* **YOUR GOAL**
List each line of the data that holds the string "inkább", please.

* **Data extracted from a collection**
## BEGIN
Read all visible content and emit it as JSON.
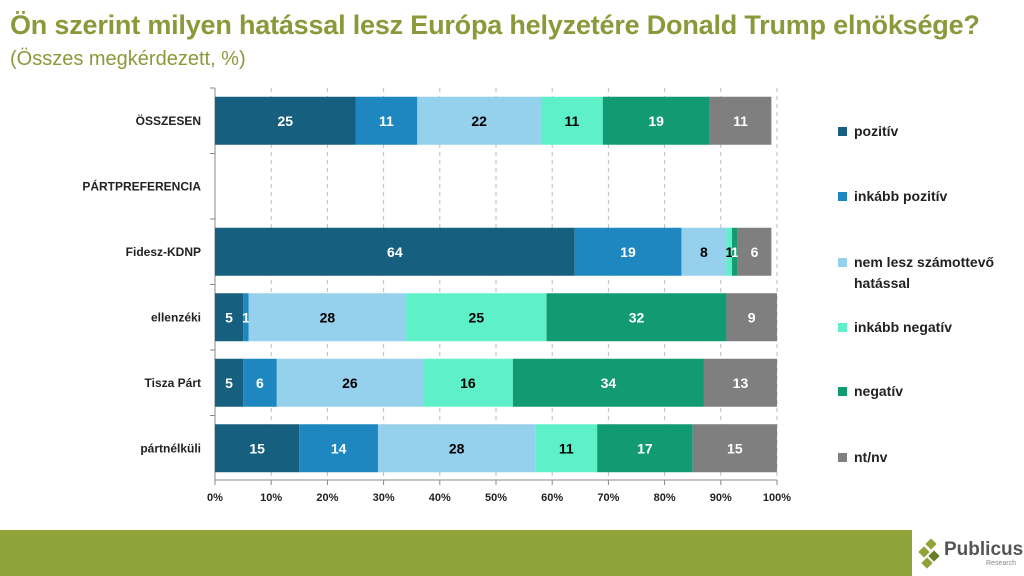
{
  "header": {
    "title": "Ön szerint milyen hatással lesz Európa helyzetére Donald Trump elnöksége?",
    "subtitle": "(Összes megkérdezett, %)"
  },
  "logo": {
    "name": "Publicus",
    "sub": "Research"
  },
  "chart_data": {
    "type": "bar",
    "stacked": true,
    "orientation": "horizontal",
    "title": "Ön szerint milyen hatással lesz Európa helyzetére Donald Trump elnöksége?",
    "categories": [
      "ÖSSZESEN",
      "PÁRTPREFERENCIA",
      "Fidesz-KDNP",
      "ellenzéki",
      "Tisza Párt",
      "pártnélküli"
    ],
    "xlim": [
      0,
      100
    ],
    "xticks": [
      "0%",
      "10%",
      "20%",
      "30%",
      "40%",
      "50%",
      "60%",
      "70%",
      "80%",
      "90%",
      "100%"
    ],
    "legend_position": "right",
    "series": [
      {
        "name": "pozitív",
        "color": "#175f7f",
        "label_color": "#ffffff",
        "values": [
          25,
          null,
          64,
          5,
          5,
          15
        ]
      },
      {
        "name": "inkább pozitív",
        "color": "#1f87c0",
        "label_color": "#ffffff",
        "values": [
          11,
          null,
          19,
          1,
          6,
          14
        ]
      },
      {
        "name": "nem lesz számottevő hatással",
        "color": "#95d0ec",
        "label_color": "#000000",
        "values": [
          22,
          null,
          8,
          28,
          26,
          28
        ]
      },
      {
        "name": "inkább negatív",
        "color": "#5ef0c8",
        "label_color": "#000000",
        "values": [
          11,
          null,
          1,
          25,
          16,
          11
        ]
      },
      {
        "name": "negatív",
        "color": "#129a72",
        "label_color": "#ffffff",
        "values": [
          19,
          null,
          1,
          32,
          34,
          17
        ]
      },
      {
        "name": "nt/nv",
        "color": "#7f7f7f",
        "label_color": "#ffffff",
        "values": [
          11,
          null,
          6,
          9,
          13,
          15
        ]
      }
    ]
  }
}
## END
* **ANSWER FOR THIS EXERCISE**
        "name": "inkább pozitív",
        "name": "inkább negatív",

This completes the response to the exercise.